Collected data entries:
----------------
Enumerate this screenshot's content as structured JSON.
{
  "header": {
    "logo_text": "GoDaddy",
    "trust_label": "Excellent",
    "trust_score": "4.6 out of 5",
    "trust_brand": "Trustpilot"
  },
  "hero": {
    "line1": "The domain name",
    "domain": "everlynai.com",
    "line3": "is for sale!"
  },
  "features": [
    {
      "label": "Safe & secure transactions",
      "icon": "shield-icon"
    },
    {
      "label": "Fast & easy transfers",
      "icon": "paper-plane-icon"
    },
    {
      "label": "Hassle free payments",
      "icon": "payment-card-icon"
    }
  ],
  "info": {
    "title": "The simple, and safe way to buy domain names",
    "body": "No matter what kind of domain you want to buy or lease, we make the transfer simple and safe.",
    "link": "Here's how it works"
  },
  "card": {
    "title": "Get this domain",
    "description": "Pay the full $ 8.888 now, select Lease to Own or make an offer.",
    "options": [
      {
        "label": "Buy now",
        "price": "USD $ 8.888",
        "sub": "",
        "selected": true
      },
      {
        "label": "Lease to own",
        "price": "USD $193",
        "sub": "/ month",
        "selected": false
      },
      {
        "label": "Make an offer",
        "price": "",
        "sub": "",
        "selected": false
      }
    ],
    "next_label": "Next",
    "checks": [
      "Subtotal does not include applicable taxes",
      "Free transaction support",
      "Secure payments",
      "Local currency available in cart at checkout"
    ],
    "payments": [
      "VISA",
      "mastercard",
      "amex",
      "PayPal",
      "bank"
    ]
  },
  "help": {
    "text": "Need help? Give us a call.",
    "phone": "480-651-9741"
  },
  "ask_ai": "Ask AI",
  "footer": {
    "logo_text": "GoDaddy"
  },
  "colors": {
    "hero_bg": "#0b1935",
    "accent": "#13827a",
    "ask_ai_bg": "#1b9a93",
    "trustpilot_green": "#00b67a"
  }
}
----------------
Retype the data exactly as given.

Enumerate this screenshot's content as structured JSON.
{
  "header": {
    "logo_text": "GoDaddy",
    "trust_label": "Excellent",
    "trust_score": "4.6 out of 5",
    "trust_brand": "Trustpilot"
  },
  "hero": {
    "line1": "The domain name",
    "domain": "everlynai.com",
    "line3": "is for sale!"
  },
  "features": [
    {
      "label": "Safe & secure transactions",
      "icon": "shield-icon"
    },
    {
      "label": "Fast & easy transfers",
      "icon": "paper-plane-icon"
    },
    {
      "label": "Hassle free payments",
      "icon": "payment-card-icon"
    }
  ],
  "info": {
    "title": "The simple, and safe way to buy domain names",
    "body": "No matter what kind of domain you want to buy or lease, we make the transfer simple and safe.",
    "link": "Here's how it works"
  },
  "card": {
    "title": "Get this domain",
    "description": "Pay the full $ 8.888 now, select Lease to Own or make an offer.",
    "options": [
      {
        "label": "Buy now",
        "price": "USD $ 8.888",
        "sub": "",
        "selected": true
      },
      {
        "label": "Lease to own",
        "price": "USD $193",
        "sub": "/ month",
        "selected": false
      },
      {
        "label": "Make an offer",
        "price": "",
        "sub": "",
        "selected": false
      }
    ],
    "next_label": "Next",
    "checks": [
      "Subtotal does not include applicable taxes",
      "Free transaction support",
      "Secure payments",
      "Local currency available in cart at checkout"
    ],
    "payments": [
      "VISA",
      "mastercard",
      "amex",
      "PayPal",
      "bank"
    ]
  },
  "help": {
    "text": "Need help? Give us a call.",
    "phone": "480-651-9741"
  },
  "ask_ai": "Ask AI",
  "footer": {
    "logo_text": "GoDaddy"
  },
  "colors": {
    "hero_bg": "#0b1935",
    "accent": "#13827a",
    "ask_ai_bg": "#1b9a93",
    "trustpilot_green": "#00b67a"
  }
}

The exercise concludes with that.